Exercise:
Look for the word "Static" in the entries below, then copy every line that has it.

* begin Excerpted records *

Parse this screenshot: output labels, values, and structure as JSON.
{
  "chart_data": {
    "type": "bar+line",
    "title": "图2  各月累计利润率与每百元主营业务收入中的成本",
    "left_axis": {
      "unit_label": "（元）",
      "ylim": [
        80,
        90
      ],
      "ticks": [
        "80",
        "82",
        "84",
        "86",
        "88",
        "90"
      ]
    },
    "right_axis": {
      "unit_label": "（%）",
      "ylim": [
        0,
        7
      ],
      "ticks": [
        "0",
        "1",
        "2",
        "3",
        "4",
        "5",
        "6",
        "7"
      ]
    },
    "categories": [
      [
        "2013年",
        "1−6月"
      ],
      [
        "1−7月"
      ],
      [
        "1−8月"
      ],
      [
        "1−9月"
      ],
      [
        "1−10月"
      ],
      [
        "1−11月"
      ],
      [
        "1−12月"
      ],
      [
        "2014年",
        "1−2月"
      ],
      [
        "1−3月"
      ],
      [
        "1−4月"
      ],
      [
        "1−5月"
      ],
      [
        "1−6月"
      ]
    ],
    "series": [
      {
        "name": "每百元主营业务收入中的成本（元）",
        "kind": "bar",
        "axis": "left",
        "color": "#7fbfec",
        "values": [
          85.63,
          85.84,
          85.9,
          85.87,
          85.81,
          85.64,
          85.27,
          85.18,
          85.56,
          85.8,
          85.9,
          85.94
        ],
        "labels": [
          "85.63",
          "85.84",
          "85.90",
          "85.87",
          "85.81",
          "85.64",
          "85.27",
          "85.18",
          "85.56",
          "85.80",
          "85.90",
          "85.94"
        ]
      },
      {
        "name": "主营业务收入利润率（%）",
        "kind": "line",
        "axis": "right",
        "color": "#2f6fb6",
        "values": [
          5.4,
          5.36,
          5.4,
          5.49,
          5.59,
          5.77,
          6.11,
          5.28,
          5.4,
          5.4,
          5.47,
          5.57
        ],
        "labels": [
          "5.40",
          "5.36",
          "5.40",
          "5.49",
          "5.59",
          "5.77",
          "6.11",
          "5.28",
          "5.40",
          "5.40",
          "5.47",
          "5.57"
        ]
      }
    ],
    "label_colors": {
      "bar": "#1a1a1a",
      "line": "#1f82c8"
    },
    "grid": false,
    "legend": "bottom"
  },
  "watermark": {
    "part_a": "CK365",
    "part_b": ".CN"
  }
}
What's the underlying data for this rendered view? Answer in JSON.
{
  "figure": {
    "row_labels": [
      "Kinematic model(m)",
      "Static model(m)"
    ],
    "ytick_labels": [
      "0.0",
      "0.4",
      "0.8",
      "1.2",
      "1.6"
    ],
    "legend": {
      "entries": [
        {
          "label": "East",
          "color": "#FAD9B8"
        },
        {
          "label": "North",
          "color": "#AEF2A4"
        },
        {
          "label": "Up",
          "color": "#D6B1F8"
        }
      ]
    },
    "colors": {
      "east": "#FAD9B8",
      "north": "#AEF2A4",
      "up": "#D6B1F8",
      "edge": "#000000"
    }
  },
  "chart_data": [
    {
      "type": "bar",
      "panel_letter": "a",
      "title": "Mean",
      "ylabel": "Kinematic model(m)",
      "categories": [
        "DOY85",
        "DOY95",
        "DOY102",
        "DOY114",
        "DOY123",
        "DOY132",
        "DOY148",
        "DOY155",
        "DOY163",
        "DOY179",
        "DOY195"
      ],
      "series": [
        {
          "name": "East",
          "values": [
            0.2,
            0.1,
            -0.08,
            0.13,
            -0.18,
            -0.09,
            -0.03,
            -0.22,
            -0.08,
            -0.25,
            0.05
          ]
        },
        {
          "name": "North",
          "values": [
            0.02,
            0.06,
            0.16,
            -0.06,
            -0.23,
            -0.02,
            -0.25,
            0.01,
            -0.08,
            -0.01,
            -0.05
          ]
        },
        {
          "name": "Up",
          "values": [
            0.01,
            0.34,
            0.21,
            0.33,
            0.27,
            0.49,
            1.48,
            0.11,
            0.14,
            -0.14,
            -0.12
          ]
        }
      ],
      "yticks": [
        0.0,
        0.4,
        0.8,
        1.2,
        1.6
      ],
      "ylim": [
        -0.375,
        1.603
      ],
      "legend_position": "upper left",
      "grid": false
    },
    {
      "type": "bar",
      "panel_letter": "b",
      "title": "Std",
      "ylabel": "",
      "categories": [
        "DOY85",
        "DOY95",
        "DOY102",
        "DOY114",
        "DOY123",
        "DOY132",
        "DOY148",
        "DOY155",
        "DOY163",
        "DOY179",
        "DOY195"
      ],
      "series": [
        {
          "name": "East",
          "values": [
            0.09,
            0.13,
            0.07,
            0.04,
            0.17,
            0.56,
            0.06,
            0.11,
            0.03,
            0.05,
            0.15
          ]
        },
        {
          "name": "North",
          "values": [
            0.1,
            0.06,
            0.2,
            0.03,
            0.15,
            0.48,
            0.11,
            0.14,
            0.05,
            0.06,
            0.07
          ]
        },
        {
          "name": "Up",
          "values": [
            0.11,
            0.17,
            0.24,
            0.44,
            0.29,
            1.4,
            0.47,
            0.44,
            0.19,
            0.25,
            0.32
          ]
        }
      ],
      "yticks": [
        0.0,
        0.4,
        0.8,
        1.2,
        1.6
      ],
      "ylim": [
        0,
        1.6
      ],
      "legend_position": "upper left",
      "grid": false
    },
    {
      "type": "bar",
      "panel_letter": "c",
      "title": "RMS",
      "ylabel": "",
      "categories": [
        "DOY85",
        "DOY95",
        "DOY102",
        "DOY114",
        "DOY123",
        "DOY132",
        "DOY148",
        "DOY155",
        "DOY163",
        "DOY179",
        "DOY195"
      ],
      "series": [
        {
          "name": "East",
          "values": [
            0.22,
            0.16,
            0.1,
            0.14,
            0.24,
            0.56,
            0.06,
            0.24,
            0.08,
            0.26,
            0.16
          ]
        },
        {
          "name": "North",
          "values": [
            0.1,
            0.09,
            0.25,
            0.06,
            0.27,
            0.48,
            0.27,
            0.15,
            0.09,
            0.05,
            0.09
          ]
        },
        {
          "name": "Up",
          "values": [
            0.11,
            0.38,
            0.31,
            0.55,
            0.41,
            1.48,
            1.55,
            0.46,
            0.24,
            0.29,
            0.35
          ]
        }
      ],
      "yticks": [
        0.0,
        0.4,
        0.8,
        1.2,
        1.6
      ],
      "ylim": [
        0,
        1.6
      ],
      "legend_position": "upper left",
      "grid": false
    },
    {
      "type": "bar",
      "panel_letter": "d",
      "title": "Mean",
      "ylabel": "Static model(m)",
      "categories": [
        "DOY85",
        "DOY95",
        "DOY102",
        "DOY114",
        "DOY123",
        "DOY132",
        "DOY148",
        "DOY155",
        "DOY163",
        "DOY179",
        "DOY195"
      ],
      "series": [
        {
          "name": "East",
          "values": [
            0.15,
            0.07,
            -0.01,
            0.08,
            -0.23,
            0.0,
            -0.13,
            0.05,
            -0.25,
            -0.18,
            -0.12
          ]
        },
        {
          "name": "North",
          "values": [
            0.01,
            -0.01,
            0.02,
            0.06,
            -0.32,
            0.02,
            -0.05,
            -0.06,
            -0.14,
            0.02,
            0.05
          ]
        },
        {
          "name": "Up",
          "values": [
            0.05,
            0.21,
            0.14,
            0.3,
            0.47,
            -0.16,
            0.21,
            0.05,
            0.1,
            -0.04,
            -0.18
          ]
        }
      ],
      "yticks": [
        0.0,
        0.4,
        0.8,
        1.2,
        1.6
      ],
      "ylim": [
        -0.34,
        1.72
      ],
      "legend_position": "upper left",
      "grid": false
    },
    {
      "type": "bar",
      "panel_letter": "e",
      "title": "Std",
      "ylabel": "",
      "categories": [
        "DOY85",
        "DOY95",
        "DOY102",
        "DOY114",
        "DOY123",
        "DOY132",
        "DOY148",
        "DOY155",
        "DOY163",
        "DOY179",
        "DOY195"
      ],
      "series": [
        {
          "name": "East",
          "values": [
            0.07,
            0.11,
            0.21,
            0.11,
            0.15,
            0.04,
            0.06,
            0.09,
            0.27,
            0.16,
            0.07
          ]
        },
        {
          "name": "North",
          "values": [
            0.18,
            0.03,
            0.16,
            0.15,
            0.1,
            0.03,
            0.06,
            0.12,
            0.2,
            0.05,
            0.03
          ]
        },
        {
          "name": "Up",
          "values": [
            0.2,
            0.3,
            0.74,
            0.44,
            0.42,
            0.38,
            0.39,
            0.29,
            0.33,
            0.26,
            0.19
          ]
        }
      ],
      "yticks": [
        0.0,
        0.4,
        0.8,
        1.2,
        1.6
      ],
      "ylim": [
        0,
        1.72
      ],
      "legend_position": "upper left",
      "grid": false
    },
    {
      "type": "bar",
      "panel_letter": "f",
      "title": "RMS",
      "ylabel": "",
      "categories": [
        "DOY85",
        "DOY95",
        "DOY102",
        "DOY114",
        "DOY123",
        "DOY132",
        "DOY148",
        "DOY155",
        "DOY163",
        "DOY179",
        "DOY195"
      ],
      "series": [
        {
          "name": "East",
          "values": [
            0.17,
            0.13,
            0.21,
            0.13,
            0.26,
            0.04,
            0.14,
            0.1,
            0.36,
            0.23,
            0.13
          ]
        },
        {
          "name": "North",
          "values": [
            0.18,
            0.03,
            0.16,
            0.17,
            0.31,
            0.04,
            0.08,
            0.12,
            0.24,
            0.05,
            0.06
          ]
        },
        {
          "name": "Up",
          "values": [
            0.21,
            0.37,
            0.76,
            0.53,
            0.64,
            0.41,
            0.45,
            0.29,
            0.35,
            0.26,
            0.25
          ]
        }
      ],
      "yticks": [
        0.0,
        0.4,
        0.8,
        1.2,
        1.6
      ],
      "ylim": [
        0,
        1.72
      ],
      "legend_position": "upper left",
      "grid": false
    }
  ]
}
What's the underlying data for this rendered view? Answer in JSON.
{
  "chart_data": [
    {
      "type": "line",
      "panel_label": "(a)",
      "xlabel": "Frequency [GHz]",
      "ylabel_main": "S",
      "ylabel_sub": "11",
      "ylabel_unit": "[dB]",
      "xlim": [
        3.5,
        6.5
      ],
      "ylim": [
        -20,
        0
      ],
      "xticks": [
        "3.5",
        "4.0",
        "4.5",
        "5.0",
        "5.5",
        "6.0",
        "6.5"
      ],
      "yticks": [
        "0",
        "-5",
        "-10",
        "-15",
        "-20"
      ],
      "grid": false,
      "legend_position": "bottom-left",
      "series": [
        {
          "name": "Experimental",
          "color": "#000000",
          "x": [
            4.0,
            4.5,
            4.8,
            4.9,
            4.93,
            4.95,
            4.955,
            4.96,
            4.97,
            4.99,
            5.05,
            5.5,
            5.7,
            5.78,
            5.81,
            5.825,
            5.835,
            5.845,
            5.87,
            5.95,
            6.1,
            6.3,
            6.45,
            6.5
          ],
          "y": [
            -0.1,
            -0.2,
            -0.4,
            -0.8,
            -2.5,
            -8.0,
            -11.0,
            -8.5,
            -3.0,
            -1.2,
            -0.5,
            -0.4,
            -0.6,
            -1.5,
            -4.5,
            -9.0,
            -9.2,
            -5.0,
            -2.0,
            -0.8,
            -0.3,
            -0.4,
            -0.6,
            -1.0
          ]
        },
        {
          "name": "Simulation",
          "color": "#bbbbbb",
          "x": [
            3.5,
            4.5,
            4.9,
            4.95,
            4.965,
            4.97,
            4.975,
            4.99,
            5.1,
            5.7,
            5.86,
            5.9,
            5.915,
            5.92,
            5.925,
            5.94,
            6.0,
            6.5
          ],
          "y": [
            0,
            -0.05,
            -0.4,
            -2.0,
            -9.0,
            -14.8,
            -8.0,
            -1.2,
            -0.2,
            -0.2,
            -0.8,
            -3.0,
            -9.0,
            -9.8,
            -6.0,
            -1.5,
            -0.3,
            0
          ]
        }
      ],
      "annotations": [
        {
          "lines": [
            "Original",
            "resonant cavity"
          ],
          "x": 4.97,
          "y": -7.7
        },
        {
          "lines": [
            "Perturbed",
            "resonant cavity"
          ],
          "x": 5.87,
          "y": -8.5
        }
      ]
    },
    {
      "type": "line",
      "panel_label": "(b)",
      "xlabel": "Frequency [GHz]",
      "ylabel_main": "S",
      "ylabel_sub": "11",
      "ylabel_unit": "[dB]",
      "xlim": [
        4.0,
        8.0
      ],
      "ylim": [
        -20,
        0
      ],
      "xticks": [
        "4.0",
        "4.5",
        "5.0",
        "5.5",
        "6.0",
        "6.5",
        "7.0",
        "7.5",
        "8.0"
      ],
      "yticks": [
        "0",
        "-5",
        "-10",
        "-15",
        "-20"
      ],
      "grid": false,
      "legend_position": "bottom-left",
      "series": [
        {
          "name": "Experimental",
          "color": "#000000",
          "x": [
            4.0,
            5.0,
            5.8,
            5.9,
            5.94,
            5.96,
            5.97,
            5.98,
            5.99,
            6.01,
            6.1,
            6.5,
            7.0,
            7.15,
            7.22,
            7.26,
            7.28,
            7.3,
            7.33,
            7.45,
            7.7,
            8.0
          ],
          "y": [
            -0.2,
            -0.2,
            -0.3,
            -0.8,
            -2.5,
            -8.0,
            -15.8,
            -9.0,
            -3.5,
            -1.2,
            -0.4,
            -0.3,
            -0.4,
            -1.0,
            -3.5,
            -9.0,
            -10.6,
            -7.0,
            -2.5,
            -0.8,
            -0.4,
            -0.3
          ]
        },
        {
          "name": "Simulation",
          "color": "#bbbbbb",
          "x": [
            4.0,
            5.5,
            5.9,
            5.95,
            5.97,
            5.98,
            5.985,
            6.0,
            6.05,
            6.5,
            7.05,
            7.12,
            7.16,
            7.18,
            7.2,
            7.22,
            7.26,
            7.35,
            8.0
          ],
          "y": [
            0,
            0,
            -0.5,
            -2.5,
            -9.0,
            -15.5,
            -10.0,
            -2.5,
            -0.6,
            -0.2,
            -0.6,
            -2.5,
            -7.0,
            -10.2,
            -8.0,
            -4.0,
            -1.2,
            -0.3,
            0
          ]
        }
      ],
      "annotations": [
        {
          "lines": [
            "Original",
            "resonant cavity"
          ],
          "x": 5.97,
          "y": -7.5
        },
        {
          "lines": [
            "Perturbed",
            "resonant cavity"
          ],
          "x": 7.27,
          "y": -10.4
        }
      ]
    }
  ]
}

* end Excerpted records *

The answer:
      "Static model(m)"
      "ylabel": "Static model(m)",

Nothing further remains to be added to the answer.